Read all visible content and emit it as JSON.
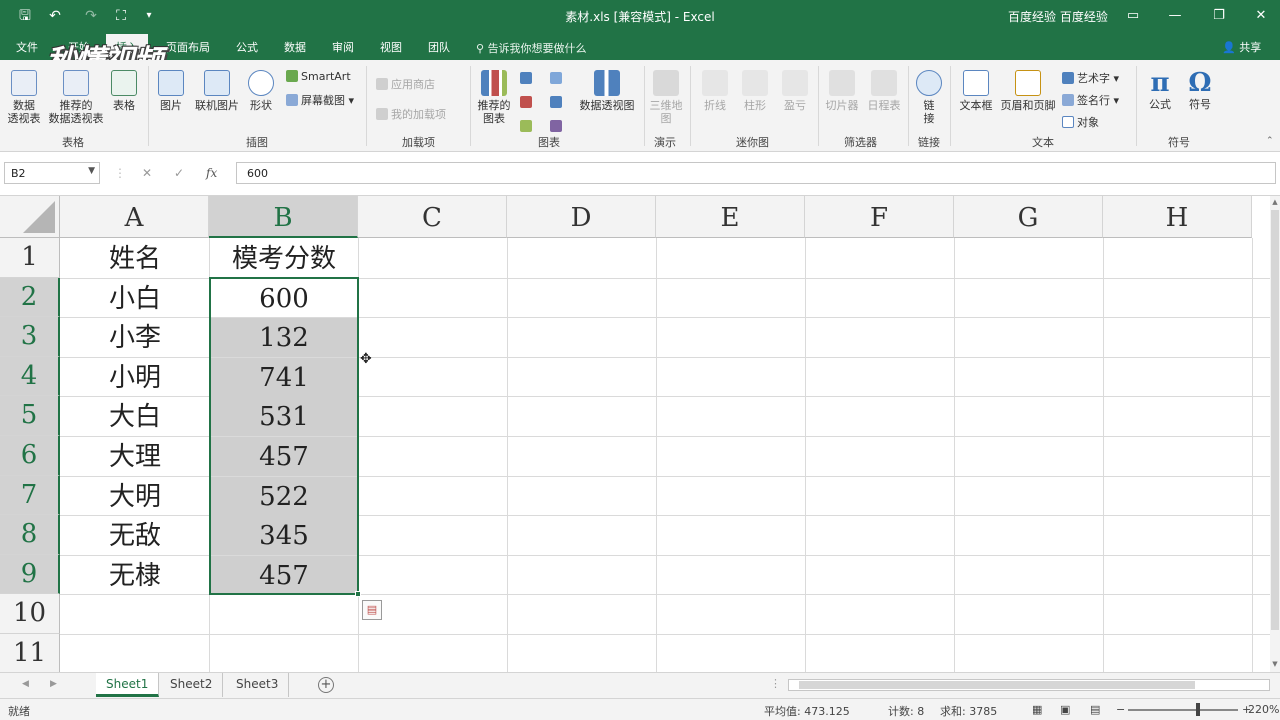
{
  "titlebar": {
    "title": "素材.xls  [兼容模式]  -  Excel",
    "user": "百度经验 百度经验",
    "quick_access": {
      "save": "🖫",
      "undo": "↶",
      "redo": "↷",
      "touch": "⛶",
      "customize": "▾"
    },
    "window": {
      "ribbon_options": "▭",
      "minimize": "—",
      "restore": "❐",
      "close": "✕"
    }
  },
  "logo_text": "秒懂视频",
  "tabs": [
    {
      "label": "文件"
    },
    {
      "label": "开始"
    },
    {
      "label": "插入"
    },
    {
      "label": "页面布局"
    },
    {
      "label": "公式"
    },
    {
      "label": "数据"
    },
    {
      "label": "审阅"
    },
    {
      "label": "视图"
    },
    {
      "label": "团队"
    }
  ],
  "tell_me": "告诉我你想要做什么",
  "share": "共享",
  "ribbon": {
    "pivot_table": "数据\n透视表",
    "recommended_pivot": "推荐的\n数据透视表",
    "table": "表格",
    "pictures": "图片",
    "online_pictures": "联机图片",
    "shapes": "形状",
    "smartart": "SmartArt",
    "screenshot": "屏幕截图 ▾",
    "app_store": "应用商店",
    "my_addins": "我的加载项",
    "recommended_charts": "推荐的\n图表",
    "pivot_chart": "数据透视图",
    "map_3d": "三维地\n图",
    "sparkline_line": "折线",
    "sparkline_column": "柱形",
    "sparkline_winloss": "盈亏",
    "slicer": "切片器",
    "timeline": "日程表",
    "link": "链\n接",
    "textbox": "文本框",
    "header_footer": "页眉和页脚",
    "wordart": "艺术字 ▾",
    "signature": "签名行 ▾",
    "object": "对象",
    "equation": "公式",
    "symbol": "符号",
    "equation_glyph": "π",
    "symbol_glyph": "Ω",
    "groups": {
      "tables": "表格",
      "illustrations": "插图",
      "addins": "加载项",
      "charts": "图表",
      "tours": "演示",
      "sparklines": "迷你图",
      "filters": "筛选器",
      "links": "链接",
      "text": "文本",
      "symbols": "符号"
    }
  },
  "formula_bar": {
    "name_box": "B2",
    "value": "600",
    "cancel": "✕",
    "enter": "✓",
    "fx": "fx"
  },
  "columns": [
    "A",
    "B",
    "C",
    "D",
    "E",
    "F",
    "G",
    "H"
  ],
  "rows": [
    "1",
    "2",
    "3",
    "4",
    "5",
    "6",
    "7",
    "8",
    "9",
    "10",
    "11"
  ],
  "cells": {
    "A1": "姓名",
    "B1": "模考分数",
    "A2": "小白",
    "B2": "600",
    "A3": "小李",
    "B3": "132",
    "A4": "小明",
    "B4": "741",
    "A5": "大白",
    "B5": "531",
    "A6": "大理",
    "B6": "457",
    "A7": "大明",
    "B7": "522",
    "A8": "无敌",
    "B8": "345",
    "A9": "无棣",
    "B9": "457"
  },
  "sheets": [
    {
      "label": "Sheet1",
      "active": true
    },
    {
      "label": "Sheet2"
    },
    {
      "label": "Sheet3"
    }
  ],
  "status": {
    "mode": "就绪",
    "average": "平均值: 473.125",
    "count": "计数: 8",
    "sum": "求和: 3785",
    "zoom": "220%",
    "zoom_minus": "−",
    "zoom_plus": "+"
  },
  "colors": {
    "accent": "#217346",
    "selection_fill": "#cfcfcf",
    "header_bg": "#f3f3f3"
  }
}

══════════

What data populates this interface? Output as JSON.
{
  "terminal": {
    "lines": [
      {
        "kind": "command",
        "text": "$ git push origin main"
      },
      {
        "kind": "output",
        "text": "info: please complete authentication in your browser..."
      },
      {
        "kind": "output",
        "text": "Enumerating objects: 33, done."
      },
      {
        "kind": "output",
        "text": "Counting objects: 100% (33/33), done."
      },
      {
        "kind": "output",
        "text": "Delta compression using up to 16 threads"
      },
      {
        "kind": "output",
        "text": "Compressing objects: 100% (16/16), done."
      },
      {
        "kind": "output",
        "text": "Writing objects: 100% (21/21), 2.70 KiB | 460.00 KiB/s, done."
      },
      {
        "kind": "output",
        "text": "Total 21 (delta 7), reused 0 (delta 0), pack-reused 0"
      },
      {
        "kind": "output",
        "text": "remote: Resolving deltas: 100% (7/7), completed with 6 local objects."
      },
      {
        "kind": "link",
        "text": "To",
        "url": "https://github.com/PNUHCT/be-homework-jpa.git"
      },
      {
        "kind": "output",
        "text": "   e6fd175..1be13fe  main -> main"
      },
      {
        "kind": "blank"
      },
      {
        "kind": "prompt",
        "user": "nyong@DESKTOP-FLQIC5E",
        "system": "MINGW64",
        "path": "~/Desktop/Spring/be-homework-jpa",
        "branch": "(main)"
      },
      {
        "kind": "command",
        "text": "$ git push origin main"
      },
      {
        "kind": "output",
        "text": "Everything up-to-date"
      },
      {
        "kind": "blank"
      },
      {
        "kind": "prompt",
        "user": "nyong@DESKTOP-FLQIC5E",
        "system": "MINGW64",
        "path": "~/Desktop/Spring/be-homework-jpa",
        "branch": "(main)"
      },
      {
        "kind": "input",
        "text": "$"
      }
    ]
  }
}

══════════

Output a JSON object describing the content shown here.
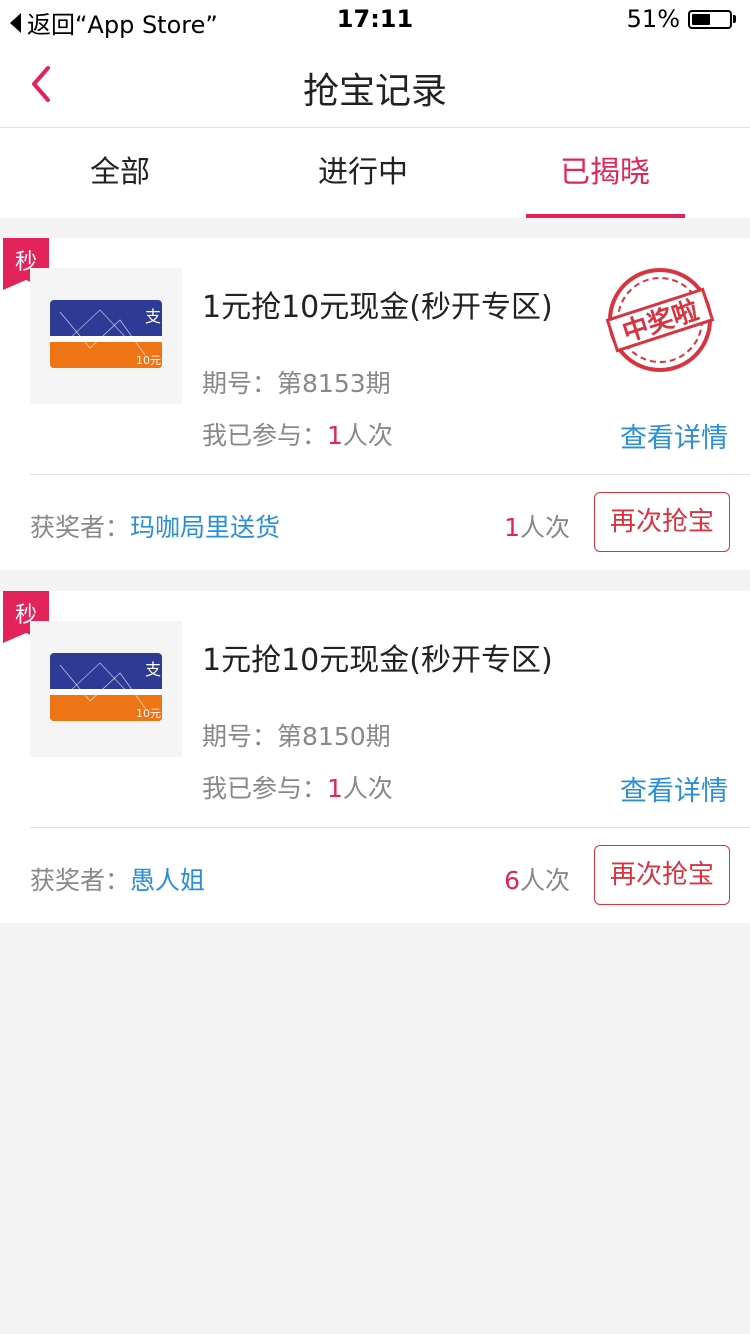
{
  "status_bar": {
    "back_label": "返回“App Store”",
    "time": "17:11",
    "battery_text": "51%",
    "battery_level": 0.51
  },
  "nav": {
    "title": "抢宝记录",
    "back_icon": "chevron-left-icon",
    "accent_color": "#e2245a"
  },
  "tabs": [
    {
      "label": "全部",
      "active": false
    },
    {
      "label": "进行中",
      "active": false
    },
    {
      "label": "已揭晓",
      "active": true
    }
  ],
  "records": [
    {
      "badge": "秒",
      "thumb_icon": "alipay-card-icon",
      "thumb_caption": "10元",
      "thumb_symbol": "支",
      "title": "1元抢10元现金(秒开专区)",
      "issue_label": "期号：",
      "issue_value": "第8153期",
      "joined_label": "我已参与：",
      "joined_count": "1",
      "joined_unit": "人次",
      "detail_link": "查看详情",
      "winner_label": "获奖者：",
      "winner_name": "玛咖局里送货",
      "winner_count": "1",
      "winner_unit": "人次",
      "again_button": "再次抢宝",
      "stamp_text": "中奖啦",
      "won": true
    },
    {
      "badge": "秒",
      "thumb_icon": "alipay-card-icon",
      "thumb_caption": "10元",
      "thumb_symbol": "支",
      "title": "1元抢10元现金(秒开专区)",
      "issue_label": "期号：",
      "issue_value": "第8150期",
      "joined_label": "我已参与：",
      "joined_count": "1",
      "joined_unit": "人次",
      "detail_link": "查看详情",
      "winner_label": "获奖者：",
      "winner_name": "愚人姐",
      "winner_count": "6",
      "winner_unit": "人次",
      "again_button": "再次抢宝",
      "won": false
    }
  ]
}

══════════

EXERCISE AIM — Reply with the number of lines in the data that include the string "content" and nothing else.

TASK ANSWER — 2